== PROVIDED RECORDS

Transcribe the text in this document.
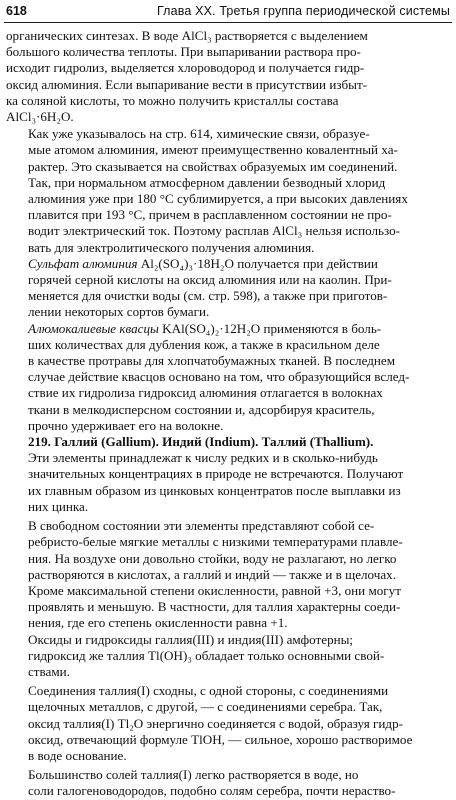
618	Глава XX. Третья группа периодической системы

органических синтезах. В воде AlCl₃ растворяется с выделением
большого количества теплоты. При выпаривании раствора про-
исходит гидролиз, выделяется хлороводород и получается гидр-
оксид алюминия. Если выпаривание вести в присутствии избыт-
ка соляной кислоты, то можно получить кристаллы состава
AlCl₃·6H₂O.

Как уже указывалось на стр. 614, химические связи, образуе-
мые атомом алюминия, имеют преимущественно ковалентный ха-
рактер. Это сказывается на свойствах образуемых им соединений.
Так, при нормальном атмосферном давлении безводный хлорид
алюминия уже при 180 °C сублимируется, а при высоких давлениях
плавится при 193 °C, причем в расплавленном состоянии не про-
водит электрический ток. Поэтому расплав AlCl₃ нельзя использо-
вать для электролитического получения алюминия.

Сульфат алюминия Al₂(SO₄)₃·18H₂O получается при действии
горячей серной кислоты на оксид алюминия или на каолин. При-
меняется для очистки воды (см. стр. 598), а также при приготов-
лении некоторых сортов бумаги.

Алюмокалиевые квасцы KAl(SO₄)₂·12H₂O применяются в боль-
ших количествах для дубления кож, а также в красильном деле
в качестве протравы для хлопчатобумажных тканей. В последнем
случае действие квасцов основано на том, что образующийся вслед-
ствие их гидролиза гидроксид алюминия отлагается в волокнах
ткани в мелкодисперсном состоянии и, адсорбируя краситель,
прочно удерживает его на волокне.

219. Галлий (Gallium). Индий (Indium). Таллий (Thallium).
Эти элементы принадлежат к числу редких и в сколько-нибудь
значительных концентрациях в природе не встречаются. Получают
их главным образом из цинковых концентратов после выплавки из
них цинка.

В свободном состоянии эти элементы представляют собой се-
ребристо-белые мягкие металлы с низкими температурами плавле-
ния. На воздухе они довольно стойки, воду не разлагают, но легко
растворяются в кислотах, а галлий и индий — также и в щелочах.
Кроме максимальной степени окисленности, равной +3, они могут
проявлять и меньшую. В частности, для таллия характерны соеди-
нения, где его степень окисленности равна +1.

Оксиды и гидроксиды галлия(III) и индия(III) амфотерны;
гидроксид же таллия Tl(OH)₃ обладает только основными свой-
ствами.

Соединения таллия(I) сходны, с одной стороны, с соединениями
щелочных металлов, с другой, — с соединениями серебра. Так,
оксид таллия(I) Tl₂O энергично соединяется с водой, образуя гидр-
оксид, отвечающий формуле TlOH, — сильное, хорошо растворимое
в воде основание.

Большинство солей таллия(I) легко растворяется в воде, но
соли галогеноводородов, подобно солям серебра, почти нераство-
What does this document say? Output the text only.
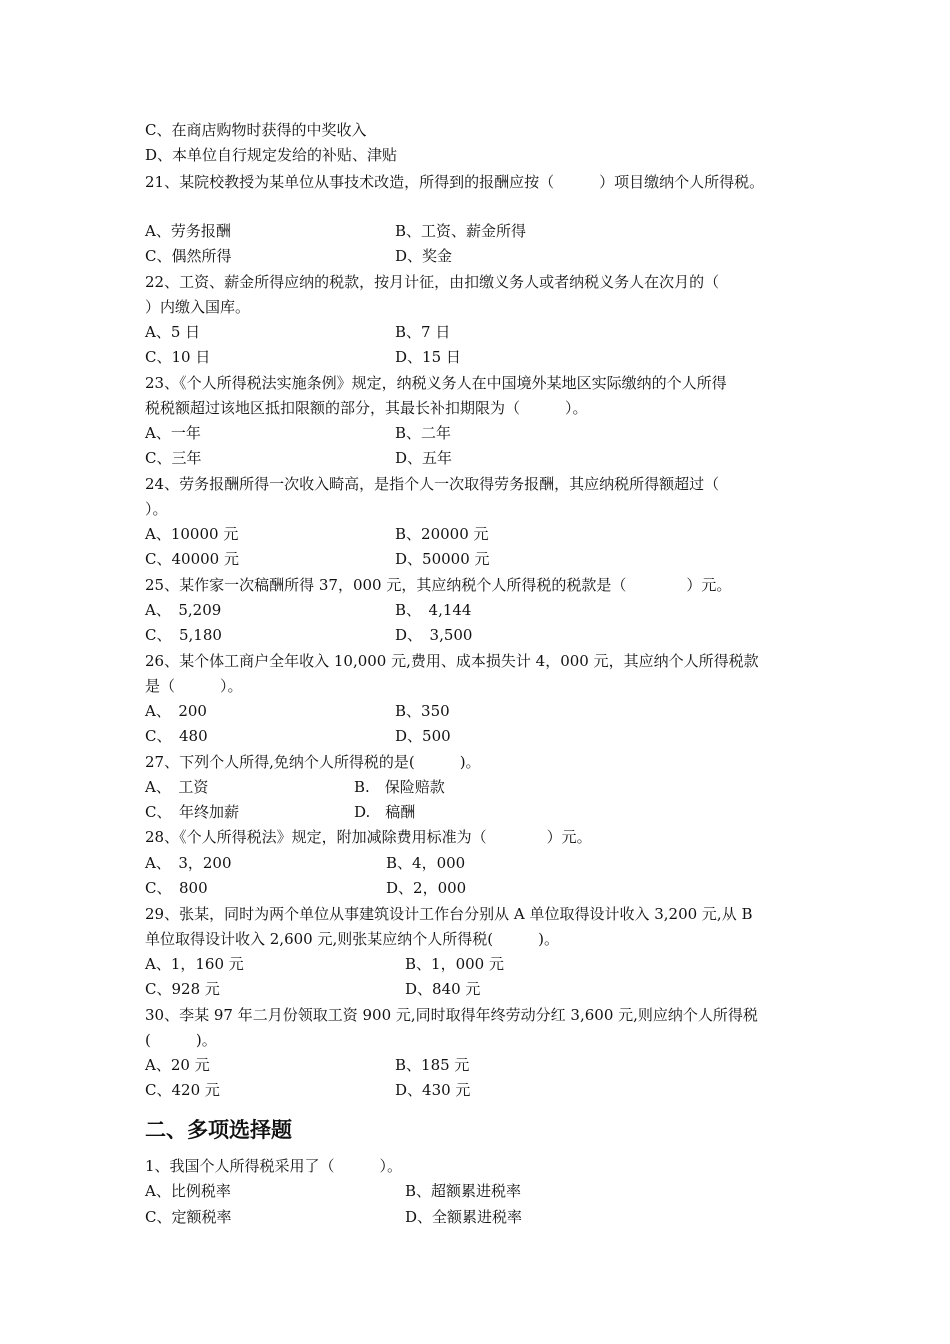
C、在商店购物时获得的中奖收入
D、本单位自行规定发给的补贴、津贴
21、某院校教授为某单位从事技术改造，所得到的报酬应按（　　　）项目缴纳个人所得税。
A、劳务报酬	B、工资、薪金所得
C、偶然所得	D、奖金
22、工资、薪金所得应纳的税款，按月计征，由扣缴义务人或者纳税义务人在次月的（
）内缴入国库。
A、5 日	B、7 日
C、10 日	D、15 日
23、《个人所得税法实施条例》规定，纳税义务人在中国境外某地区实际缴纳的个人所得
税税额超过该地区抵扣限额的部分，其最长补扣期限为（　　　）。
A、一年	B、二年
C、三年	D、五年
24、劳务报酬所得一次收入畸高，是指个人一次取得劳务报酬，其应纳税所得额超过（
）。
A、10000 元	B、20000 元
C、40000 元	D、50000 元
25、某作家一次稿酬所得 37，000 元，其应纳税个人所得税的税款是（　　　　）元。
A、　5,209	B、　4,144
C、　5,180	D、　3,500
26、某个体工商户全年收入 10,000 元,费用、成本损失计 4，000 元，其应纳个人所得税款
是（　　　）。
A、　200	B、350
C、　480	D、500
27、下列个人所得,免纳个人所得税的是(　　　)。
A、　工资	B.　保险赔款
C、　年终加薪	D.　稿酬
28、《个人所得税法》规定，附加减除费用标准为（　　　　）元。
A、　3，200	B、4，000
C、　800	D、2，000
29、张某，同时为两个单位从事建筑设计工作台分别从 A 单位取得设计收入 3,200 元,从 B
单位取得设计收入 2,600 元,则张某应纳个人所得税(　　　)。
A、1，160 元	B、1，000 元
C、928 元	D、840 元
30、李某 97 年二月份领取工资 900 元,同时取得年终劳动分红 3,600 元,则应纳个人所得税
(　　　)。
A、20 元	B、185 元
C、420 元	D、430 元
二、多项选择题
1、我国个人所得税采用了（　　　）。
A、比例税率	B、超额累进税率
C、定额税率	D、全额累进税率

====

> [WHAT YOU WILL DO]:
Report each line of the material above where the word "document" appears.

> [COMPLETE ANSWER]:
Transcribe the text in this document.
What does this document say? Output the text only.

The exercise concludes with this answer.